* Aim
Find each line containing the word "this" and report how many there are. Add nothing else.

*** Records for the exercise ***

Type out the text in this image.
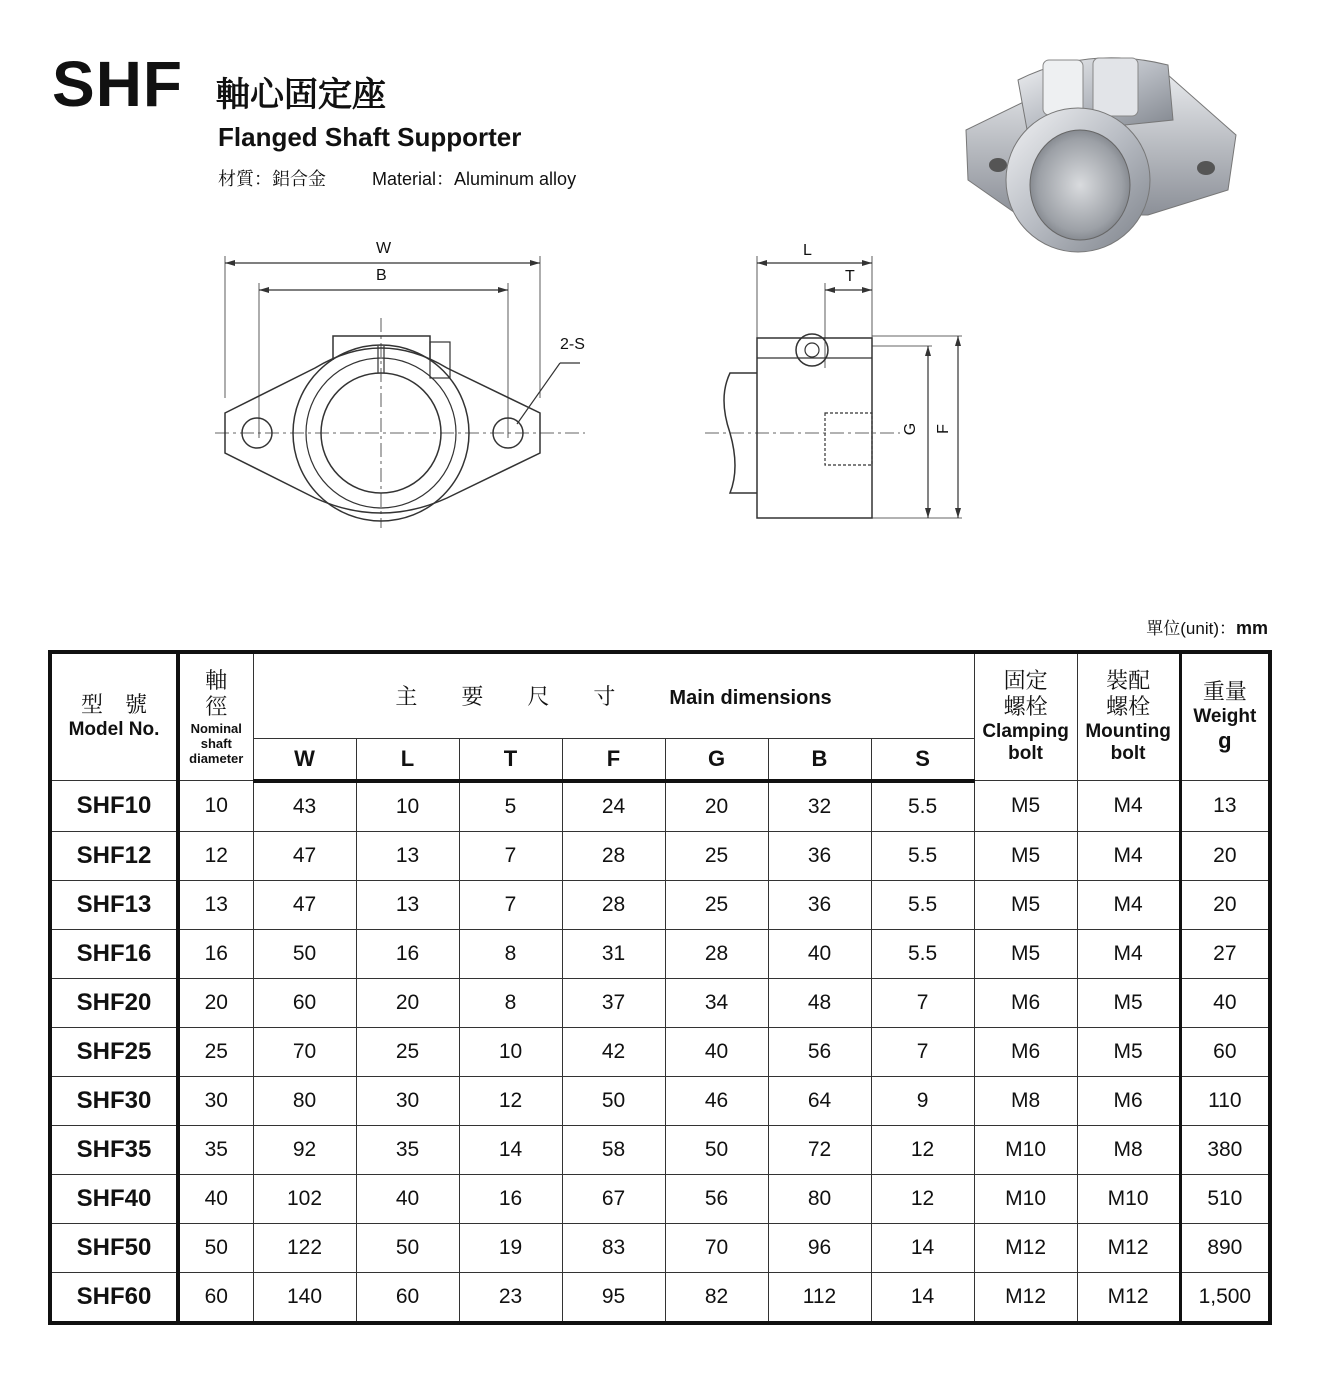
SHF 軸心固定座
Flanged Shaft Supporter
材質：鋁合金	Material：Aluminum alloy
W
B
2-S
L
T
G F
單位(unit)：mm
型　號
Model No.	軸徑
Nominal
shaft
diameter	主要尺寸 Main dimensions							固定
螺栓
Clamping
bolt	裝配
螺栓
Mounting
bolt	重量
Weight
g

		W	L	T	F	G	B	S			
SHF10	10	43	10	5	24	20	32	5.5	M5	M4	13
SHF12	12	47	13	7	28	25	36	5.5	M5	M4	20
SHF13	13	47	13	7	28	25	36	5.5	M5	M4	20
SHF16	16	50	16	8	31	28	40	5.5	M5	M4	27
SHF20	20	60	20	8	37	34	48	7	M6	M5	40
SHF25	25	70	25	10	42	40	56	7	M6	M5	60
SHF30	30	80	30	12	50	46	64	9	M8	M6	110
SHF35	35	92	35	14	58	50	72	12	M10	M8	380
SHF40	40	102	40	16	67	56	80	12	M10	M10	510
SHF50	50	122	50	19	83	70	96	14	M12	M12	890
SHF60	60	140	60	23	95	82	112	14	M12	M12	1,500
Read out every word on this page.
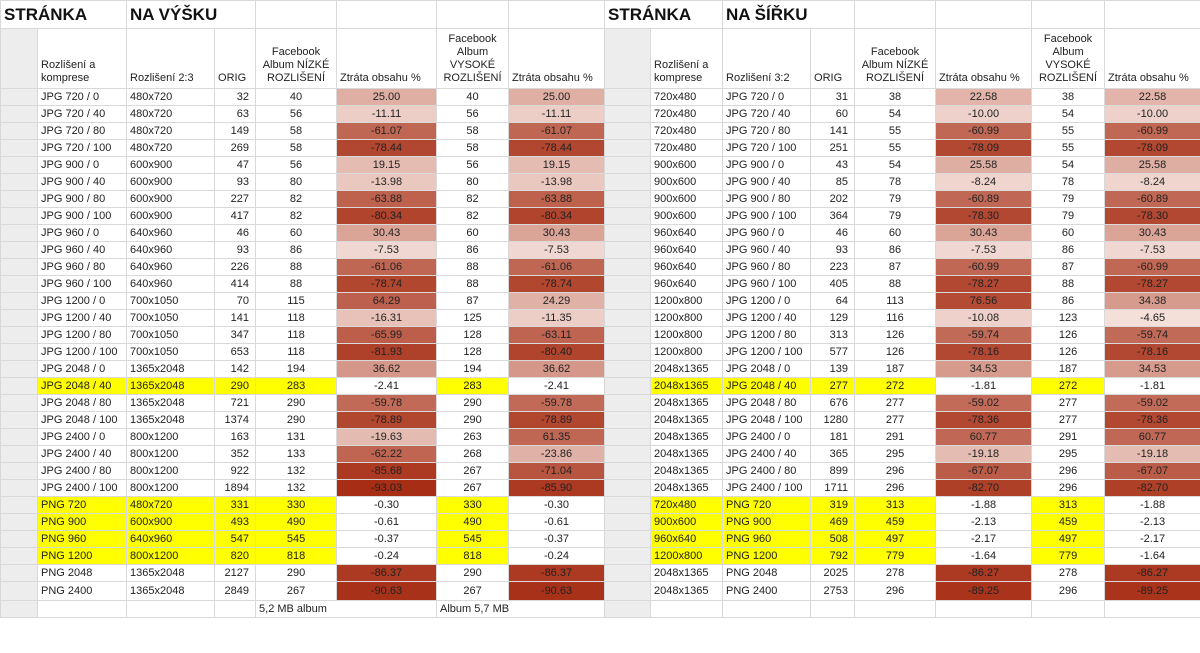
STRÁNKA		NA VÝŠKU					
	Rozlišení a komprese	Rozlišení 2:3	ORIG	Facebook Album NÍZKÉ ROZLIŠENÍ	Ztráta obsahu %	Facebook Album VYSOKÉ ROZLIŠENÍ	Ztráta obsahu %
	JPG 720 / 0	480x720	32	40	25.00	40	25.00
	JPG 720 / 40	480x720	63	56	-11.11	56	-11.11
	JPG 720 / 80	480x720	149	58	-61.07	58	-61.07
	JPG 720 / 100	480x720	269	58	-78.44	58	-78.44
	JPG 900 / 0	600x900	47	56	19.15	56	19.15
	JPG 900 / 40	600x900	93	80	-13.98	80	-13.98
	JPG 900 / 80	600x900	227	82	-63.88	82	-63.88
	JPG 900 / 100	600x900	417	82	-80.34	82	-80.34
	JPG 960 / 0	640x960	46	60	30.43	60	30.43
	JPG 960 / 40	640x960	93	86	-7.53	86	-7.53
	JPG 960 / 80	640x960	226	88	-61.06	88	-61.06
	JPG 960 / 100	640x960	414	88	-78.74	88	-78.74
	JPG 1200 / 0	700x1050	70	115	64.29	87	24.29
	JPG 1200 / 40	700x1050	141	118	-16.31	125	-11.35
	JPG 1200 / 80	700x1050	347	118	-65.99	128	-63.11
	JPG 1200 / 100	700x1050	653	118	-81.93	128	-80.40
	JPG 2048 / 0	1365x2048	142	194	36.62	194	36.62
	JPG 2048 / 40	1365x2048	290	283	-2.41	283	-2.41
	JPG 2048 / 80	1365x2048	721	290	-59.78	290	-59.78
	JPG 2048 / 100	1365x2048	1374	290	-78.89	290	-78.89
	JPG 2400 / 0	800x1200	163	131	-19.63	263	61.35
	JPG 2400 / 40	800x1200	352	133	-62.22	268	-23.86
	JPG 2400 / 80	800x1200	922	132	-85.68	267	-71.04
	JPG 2400 / 100	800x1200	1894	132	-93.03	267	-85.90
	PNG 720	480x720	331	330	-0.30	330	-0.30
	PNG 900	600x900	493	490	-0.61	490	-0.61
	PNG 960	640x960	547	545	-0.37	545	-0.37
	PNG 1200	800x1200	820	818	-0.24	818	-0.24
	PNG 2048	1365x2048	2127	290	-86.37	290	-86.37
	PNG 2400	1365x2048	2849	267	-90.63	267	-90.63
				5,2 MB album		Album 5,7 MB	
STRÁNKA		NA ŠÍŘKU					
	Rozlišení a komprese	Rozlišení 3:2	ORIG	Facebook Album NÍZKÉ ROZLIŠENÍ	Ztráta obsahu %	Facebook Album VYSOKÉ ROZLIŠENÍ	Ztráta obsahu %
	720x480	JPG 720 / 0	31	38	22.58	38	22.58
	720x480	JPG 720 / 40	60	54	-10.00	54	-10.00
	720x480	JPG 720 / 80	141	55	-60.99	55	-60.99
	720x480	JPG 720 / 100	251	55	-78.09	55	-78.09
	900x600	JPG 900 / 0	43	54	25.58	54	25.58
	900x600	JPG 900 / 40	85	78	-8.24	78	-8.24
	900x600	JPG 900 / 80	202	79	-60.89	79	-60.89
	900x600	JPG 900 / 100	364	79	-78.30	79	-78.30
	960x640	JPG 960 / 0	46	60	30.43	60	30.43
	960x640	JPG 960 / 40	93	86	-7.53	86	-7.53
	960x640	JPG 960 / 80	223	87	-60.99	87	-60.99
	960x640	JPG 960 / 100	405	88	-78.27	88	-78.27
	1200x800	JPG 1200 / 0	64	113	76.56	86	34.38
	1200x800	JPG 1200 / 40	129	116	-10.08	123	-4.65
	1200x800	JPG 1200 / 80	313	126	-59.74	126	-59.74
	1200x800	JPG 1200 / 100	577	126	-78.16	126	-78.16
	2048x1365	JPG 2048 / 0	139	187	34.53	187	34.53
	2048x1365	JPG 2048 / 40	277	272	-1.81	272	-1.81
	2048x1365	JPG 2048 / 80	676	277	-59.02	277	-59.02
	2048x1365	JPG 2048 / 100	1280	277	-78.36	277	-78.36
	2048x1365	JPG 2400 / 0	181	291	60.77	291	60.77
	2048x1365	JPG 2400 / 40	365	295	-19.18	295	-19.18
	2048x1365	JPG 2400 / 80	899	296	-67.07	296	-67.07
	2048x1365	JPG 2400 / 100	1711	296	-82.70	296	-82.70
	720x480	PNG 720	319	313	-1.88	313	-1.88
	900x600	PNG 900	469	459	-2.13	459	-2.13
	960x640	PNG 960	508	497	-2.17	497	-2.17
	1200x800	PNG 1200	792	779	-1.64	779	-1.64
	2048x1365	PNG 2048	2025	278	-86.27	278	-86.27
	2048x1365	PNG 2400	2753	296	-89.25	296	-89.25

***

* Right answer
2